*EXERCISE PROMPT*
Reproduce verbatim the lines of the items below, beginning with the first line and ending after the line that contains "x-tick-label: 3500 bbox=[151, 189, 167, 196]", with that line included.

Data items
== == ==
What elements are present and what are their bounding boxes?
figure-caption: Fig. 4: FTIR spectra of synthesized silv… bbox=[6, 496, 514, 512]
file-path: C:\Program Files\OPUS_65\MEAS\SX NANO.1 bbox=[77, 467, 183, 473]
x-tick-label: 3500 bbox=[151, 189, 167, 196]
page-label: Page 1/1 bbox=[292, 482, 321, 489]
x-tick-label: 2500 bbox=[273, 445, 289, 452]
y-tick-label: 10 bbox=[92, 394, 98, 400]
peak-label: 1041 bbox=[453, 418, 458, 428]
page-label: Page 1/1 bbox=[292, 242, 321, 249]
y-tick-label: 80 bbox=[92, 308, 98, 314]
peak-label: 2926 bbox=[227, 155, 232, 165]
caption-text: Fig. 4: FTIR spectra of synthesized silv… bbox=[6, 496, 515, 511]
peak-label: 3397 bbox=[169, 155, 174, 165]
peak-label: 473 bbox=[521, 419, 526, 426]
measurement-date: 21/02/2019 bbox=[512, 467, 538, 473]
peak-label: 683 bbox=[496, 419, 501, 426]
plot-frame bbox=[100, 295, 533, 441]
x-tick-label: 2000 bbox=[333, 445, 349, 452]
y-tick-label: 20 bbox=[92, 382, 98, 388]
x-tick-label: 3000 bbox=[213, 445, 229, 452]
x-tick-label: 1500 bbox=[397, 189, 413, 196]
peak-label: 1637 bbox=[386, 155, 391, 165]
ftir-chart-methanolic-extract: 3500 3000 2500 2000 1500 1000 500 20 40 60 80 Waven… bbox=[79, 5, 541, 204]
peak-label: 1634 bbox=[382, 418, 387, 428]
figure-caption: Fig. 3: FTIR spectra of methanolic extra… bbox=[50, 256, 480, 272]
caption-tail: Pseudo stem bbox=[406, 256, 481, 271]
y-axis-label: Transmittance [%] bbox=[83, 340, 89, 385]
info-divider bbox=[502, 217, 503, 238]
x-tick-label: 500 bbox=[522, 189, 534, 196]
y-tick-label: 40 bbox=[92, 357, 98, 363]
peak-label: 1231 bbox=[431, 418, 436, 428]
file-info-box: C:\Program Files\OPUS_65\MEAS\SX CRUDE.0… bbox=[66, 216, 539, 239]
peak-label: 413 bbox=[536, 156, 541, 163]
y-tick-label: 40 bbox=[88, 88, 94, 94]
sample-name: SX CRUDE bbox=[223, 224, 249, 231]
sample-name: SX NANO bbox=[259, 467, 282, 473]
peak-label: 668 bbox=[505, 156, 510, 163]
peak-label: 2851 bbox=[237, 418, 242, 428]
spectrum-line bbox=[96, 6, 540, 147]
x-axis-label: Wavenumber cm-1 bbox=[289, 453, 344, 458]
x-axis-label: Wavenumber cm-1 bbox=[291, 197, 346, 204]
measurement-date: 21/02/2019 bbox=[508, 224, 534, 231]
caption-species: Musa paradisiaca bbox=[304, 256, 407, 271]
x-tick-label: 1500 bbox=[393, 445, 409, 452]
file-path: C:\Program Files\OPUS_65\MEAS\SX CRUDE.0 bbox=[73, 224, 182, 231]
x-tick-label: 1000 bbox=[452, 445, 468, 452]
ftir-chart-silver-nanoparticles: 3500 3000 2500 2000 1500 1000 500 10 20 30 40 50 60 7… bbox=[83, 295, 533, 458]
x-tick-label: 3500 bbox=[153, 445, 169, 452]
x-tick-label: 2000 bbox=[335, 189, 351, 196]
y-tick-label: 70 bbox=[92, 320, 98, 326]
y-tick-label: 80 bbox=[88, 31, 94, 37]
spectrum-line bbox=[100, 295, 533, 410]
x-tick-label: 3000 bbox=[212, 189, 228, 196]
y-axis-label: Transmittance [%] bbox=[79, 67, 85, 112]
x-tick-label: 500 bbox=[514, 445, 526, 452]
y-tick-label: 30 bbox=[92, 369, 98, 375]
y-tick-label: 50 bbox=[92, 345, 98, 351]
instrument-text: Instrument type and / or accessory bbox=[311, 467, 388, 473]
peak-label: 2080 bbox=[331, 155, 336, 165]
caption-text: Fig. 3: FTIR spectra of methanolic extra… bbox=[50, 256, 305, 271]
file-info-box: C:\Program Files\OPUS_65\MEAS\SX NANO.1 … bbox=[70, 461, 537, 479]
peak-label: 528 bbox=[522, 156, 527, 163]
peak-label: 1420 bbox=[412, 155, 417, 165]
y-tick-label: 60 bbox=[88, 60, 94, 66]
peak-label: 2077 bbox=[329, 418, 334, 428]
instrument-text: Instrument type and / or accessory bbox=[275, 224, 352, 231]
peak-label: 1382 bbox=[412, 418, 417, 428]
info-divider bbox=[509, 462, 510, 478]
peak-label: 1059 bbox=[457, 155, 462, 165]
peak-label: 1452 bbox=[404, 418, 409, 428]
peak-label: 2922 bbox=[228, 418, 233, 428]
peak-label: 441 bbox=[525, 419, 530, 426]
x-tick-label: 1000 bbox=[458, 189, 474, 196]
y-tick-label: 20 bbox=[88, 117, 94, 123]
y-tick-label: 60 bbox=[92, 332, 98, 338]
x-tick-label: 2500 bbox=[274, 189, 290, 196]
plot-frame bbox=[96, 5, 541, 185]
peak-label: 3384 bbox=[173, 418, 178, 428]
== == ==
*FULL OUTPUT*
What elements are present and what are their bounding boxes?
figure-caption: Fig. 4: FTIR spectra of synthesized silv… bbox=[6, 496, 514, 512]
file-path: C:\Program Files\OPUS_65\MEAS\SX NANO.1 bbox=[77, 467, 183, 473]
x-tick-label: 3500 bbox=[151, 189, 167, 196]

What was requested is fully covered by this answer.